◆ **STATED TASK**
Collect all lines from the listing that include the string "screenshot".

◆ **EXTRACTED ENTRIES**
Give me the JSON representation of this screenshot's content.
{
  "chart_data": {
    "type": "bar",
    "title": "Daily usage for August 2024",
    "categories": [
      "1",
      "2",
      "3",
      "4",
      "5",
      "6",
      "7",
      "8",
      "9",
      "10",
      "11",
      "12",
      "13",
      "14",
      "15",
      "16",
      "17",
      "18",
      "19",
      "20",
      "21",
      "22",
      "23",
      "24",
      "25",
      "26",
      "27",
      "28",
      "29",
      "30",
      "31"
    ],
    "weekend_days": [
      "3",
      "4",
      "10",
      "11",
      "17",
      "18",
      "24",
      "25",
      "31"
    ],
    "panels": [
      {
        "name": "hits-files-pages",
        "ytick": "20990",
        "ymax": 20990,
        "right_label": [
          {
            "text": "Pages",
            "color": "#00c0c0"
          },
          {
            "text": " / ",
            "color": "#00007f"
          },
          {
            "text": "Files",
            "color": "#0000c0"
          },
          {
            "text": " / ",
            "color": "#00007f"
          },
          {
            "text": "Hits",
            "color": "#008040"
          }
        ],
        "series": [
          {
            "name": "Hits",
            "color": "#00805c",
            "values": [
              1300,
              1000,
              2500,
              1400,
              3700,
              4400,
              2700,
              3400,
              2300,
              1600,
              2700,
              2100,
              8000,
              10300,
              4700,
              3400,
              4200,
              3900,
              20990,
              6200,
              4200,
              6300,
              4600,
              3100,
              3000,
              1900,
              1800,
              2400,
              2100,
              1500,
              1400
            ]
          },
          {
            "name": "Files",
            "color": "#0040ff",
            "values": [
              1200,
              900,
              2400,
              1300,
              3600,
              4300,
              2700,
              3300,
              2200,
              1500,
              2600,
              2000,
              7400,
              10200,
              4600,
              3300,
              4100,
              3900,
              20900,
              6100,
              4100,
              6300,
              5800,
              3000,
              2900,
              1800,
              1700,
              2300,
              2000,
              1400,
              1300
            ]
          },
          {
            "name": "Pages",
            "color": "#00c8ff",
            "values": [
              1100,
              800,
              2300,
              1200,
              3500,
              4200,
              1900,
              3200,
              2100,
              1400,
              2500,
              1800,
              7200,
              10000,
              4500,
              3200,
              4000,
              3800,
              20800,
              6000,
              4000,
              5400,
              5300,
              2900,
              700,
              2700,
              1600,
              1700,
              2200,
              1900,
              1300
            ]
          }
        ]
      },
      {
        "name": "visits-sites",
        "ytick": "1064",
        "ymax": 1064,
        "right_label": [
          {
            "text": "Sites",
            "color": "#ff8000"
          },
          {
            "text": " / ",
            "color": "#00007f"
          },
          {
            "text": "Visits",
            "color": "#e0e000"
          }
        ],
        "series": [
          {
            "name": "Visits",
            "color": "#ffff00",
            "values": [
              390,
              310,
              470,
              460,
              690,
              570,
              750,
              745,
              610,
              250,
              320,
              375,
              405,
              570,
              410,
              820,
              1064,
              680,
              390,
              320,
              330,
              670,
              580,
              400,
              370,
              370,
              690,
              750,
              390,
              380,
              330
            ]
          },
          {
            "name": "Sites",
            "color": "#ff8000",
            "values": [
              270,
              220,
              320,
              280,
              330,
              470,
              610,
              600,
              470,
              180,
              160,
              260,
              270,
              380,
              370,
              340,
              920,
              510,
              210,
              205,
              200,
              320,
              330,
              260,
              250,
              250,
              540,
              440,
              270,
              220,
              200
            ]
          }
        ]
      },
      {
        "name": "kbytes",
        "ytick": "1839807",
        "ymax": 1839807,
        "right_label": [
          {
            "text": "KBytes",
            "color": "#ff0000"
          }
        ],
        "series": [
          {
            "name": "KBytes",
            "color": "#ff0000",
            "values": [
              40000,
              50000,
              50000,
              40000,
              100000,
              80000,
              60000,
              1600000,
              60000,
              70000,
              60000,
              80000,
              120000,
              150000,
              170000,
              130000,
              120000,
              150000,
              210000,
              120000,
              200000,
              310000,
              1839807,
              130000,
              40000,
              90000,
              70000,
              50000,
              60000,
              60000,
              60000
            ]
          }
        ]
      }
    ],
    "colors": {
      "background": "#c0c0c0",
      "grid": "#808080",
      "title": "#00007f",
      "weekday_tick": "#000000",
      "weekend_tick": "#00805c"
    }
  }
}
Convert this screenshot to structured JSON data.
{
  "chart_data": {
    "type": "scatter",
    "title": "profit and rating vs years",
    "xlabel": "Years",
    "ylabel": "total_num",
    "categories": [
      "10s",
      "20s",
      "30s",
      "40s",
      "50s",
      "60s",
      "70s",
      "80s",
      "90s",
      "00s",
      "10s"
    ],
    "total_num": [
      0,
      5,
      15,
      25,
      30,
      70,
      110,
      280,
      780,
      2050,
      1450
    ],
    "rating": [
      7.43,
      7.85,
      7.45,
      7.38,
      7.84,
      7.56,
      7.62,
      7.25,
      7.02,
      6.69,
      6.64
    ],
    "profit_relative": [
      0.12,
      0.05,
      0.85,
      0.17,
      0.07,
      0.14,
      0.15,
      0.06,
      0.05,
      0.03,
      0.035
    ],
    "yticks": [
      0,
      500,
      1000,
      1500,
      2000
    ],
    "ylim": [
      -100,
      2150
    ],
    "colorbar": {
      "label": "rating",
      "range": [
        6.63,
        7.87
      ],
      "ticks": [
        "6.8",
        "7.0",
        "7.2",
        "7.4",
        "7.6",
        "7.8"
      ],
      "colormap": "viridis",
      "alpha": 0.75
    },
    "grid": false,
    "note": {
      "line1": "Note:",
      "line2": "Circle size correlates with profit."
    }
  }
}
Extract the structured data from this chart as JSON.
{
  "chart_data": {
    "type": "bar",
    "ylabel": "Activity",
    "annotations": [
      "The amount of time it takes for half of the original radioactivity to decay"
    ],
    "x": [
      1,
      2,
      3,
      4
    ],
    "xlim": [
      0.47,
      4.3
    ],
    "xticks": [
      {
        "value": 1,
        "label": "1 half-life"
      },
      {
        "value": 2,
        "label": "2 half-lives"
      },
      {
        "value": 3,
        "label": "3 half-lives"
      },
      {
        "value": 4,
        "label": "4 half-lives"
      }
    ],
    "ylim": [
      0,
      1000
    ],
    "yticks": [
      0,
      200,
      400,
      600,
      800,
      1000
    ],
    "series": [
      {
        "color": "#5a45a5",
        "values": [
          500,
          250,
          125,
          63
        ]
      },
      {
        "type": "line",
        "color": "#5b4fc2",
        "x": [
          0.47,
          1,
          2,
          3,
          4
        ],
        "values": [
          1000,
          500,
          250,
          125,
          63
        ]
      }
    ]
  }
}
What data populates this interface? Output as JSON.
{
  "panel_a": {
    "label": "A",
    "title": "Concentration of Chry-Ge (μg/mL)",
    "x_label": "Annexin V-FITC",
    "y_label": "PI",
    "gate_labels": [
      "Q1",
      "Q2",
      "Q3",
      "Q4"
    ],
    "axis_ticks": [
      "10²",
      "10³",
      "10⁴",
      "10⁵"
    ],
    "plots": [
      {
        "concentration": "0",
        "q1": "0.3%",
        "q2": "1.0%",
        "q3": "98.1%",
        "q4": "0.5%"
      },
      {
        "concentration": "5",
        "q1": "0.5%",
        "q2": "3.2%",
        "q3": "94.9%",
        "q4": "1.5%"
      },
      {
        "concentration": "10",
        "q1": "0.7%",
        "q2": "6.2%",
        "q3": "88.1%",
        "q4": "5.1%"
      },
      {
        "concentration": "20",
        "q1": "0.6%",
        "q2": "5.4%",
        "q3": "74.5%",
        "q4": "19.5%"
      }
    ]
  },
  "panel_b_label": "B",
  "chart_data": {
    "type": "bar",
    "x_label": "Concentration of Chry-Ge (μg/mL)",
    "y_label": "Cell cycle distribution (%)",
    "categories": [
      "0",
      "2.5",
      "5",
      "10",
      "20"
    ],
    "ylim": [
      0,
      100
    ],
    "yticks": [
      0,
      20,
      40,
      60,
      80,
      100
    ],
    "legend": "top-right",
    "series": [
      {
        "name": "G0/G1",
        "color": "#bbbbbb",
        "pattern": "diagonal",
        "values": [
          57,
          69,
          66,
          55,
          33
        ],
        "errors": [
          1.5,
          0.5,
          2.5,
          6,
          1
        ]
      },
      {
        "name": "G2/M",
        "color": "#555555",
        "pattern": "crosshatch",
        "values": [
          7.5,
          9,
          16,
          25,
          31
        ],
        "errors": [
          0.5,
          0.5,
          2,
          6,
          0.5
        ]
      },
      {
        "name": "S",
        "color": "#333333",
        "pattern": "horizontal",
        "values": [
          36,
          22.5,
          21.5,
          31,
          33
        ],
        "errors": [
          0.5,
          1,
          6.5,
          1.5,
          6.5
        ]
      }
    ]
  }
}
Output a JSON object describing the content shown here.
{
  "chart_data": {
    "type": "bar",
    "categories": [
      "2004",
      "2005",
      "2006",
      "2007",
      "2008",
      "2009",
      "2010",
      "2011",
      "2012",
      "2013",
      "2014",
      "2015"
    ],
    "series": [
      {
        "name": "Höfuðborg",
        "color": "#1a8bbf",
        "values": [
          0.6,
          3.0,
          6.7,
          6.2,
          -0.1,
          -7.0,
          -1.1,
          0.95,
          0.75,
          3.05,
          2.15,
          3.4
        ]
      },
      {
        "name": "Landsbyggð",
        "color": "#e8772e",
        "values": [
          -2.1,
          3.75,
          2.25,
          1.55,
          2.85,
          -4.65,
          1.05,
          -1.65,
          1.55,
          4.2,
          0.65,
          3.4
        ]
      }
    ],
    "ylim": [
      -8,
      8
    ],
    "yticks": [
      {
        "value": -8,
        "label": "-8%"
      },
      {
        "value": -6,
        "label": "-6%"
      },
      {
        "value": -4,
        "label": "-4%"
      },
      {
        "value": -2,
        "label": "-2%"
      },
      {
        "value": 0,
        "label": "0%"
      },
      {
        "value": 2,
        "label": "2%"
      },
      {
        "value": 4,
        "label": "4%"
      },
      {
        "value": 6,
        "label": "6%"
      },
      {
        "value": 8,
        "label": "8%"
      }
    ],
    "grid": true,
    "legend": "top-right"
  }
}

◆ **OUTPUT BELOW**
Give me the JSON representation of this screenshot's content.
Convert this screenshot to structured JSON data.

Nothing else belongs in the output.